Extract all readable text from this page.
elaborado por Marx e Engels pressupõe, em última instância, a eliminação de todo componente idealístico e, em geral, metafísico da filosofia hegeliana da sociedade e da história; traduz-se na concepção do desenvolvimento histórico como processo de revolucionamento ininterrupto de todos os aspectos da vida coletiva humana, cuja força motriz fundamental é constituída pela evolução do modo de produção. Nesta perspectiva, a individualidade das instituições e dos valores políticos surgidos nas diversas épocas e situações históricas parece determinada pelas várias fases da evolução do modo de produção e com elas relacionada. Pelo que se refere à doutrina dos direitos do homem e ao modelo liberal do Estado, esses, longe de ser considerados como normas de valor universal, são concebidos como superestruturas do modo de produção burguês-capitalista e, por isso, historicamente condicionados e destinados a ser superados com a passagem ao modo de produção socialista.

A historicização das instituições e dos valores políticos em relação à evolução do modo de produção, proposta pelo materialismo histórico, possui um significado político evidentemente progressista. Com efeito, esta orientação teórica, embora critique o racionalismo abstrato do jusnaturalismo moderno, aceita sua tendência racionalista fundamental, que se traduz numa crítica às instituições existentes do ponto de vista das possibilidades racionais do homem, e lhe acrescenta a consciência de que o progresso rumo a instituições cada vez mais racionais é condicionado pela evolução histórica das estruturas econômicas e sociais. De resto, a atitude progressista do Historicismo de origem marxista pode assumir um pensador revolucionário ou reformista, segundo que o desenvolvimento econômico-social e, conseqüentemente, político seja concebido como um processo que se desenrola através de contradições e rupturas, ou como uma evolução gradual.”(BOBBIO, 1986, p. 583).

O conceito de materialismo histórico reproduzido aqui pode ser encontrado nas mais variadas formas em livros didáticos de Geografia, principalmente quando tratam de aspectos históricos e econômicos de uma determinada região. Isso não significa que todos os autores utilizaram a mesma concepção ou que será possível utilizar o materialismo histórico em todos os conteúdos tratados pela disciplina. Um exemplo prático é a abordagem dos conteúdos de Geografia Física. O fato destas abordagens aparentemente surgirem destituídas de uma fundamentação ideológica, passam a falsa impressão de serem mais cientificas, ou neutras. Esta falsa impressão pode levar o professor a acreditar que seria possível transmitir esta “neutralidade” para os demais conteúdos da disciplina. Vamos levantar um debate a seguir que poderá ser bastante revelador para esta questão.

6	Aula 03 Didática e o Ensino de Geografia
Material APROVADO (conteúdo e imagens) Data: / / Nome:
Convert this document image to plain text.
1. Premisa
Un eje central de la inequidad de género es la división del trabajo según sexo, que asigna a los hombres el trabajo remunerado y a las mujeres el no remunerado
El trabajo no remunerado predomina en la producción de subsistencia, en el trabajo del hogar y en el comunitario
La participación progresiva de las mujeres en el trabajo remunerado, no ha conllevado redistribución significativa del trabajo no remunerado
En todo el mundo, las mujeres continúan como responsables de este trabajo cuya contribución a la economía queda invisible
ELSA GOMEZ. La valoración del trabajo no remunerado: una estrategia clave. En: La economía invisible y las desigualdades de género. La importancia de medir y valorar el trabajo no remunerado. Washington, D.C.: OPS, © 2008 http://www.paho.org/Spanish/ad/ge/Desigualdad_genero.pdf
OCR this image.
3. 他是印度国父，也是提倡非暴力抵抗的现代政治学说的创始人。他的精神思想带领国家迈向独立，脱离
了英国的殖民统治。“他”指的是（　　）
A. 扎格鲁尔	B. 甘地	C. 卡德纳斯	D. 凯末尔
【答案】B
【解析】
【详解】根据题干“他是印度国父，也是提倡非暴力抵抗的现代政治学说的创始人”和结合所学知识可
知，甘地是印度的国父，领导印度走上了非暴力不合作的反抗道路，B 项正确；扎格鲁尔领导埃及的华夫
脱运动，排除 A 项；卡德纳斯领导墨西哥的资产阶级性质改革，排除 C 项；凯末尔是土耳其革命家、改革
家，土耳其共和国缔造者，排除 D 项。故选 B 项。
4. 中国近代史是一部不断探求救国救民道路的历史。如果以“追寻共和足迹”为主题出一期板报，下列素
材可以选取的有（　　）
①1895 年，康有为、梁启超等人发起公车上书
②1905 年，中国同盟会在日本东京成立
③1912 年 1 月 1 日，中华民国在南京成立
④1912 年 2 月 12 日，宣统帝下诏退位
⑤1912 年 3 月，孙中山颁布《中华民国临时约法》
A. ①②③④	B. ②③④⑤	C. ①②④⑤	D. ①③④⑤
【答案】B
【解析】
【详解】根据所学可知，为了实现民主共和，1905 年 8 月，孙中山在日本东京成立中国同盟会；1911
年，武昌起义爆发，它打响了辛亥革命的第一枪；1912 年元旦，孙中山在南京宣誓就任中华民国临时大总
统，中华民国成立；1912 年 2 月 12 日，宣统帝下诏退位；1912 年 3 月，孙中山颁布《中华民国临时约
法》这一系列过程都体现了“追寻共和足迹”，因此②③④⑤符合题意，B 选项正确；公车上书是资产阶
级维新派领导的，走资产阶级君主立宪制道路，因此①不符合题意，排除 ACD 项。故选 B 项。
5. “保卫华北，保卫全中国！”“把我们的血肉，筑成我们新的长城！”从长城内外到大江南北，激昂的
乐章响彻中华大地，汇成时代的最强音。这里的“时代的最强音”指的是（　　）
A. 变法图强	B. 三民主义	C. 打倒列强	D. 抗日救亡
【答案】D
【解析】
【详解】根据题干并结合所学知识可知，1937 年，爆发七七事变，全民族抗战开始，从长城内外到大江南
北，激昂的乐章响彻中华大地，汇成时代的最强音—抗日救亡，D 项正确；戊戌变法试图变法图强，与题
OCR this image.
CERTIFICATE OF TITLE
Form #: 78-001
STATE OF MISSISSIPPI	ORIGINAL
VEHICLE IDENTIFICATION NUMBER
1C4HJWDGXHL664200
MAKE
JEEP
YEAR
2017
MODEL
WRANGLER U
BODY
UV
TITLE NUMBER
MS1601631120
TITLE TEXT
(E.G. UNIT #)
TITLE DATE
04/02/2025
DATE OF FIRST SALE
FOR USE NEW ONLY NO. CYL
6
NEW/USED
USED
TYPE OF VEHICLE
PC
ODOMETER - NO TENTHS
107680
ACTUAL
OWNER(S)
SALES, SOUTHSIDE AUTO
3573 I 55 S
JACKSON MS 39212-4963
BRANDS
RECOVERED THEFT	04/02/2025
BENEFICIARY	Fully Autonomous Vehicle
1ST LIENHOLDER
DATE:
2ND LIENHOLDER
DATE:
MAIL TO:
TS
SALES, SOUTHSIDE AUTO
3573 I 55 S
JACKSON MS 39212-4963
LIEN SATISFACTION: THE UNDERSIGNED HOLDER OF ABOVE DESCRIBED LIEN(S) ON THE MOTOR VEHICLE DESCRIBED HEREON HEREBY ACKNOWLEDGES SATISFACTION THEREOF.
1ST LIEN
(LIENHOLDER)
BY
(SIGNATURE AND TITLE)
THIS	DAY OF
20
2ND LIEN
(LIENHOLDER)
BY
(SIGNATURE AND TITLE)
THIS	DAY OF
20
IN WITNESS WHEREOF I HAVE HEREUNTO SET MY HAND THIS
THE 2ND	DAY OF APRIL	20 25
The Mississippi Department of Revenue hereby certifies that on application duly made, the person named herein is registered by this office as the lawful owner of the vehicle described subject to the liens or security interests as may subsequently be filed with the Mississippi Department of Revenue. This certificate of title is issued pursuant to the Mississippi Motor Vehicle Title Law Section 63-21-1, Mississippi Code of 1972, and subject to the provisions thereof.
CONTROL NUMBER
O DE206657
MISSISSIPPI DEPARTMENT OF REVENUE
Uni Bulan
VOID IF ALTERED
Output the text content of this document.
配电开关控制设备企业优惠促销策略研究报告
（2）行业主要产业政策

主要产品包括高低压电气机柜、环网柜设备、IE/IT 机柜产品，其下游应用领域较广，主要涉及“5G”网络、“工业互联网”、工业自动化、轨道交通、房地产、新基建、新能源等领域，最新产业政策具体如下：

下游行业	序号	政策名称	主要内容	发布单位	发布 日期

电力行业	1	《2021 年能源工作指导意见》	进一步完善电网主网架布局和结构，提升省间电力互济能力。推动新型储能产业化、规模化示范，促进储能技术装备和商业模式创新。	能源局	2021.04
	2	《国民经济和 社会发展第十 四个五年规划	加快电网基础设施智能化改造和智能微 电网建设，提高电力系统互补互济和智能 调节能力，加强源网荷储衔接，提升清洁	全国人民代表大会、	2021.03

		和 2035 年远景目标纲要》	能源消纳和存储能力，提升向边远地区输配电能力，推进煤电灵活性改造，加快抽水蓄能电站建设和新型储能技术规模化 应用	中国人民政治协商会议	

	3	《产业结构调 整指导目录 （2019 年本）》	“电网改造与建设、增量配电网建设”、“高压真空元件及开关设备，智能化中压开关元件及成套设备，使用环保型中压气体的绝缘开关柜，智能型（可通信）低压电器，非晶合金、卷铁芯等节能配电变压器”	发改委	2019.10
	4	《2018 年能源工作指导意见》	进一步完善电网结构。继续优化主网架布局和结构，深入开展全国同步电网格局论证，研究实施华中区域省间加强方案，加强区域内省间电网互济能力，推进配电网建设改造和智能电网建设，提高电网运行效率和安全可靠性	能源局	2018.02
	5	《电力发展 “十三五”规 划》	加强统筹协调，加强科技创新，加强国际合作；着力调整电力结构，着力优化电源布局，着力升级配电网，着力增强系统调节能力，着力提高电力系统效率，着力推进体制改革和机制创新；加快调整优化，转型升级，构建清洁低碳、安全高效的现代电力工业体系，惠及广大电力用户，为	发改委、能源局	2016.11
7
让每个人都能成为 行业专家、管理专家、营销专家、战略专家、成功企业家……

....................

### Exercise instructions
Set down, word for word, only the lines running from the line with "Output the text content of this document." to the last line of the listing above. Both of those lines belong in your answer.

### Response to this exercise
Output the text content of this document.
配电开关控制设备企业优惠促销策略研究报告
（2）行业主要产业政策

主要产品包括高低压电气机柜、环网柜设备、IE/IT 机柜产品，其下游应用领域较广，主要涉及“5G”网络、“工业互联网”、工业自动化、轨道交通、房地产、新基建、新能源等领域，最新产业政策具体如下：

下游行业	序号	政策名称	主要内容	发布单位	发布 日期

电力行业	1	《2021 年能源工作指导意见》	进一步完善电网主网架布局和结构，提升省间电力互济能力。推动新型储能产业化、规模化示范，促进储能技术装备和商业模式创新。	能源局	2021.04
	2	《国民经济和 社会发展第十 四个五年规划	加快电网基础设施智能化改造和智能微 电网建设，提高电力系统互补互济和智能 调节能力，加强源网荷储衔接，提升清洁	全国人民代表大会、	2021.03

		和 2035 年远景目标纲要》	能源消纳和存储能力，提升向边远地区输配电能力，推进煤电灵活性改造，加快抽水蓄能电站建设和新型储能技术规模化 应用	中国人民政治协商会议	

	3	《产业结构调 整指导目录 （2019 年本）》	“电网改造与建设、增量配电网建设”、“高压真空元件及开关设备，智能化中压开关元件及成套设备，使用环保型中压气体的绝缘开关柜，智能型（可通信）低压电器，非晶合金、卷铁芯等节能配电变压器”	发改委	2019.10
	4	《2018 年能源工作指导意见》	进一步完善电网结构。继续优化主网架布局和结构，深入开展全国同步电网格局论证，研究实施华中区域省间加强方案，加强区域内省间电网互济能力，推进配电网建设改造和智能电网建设，提高电网运行效率和安全可靠性	能源局	2018.02
	5	《电力发展 “十三五”规 划》	加强统筹协调，加强科技创新，加强国际合作；着力调整电力结构，着力优化电源布局，着力升级配电网，着力增强系统调节能力，着力提高电力系统效率，着力推进体制改革和机制创新；加快调整优化，转型升级，构建清洁低碳、安全高效的现代电力工业体系，惠及广大电力用户，为	发改委、能源局	2016.11
7
让每个人都能成为 行业专家、管理专家、营销专家、战略专家、成功企业家……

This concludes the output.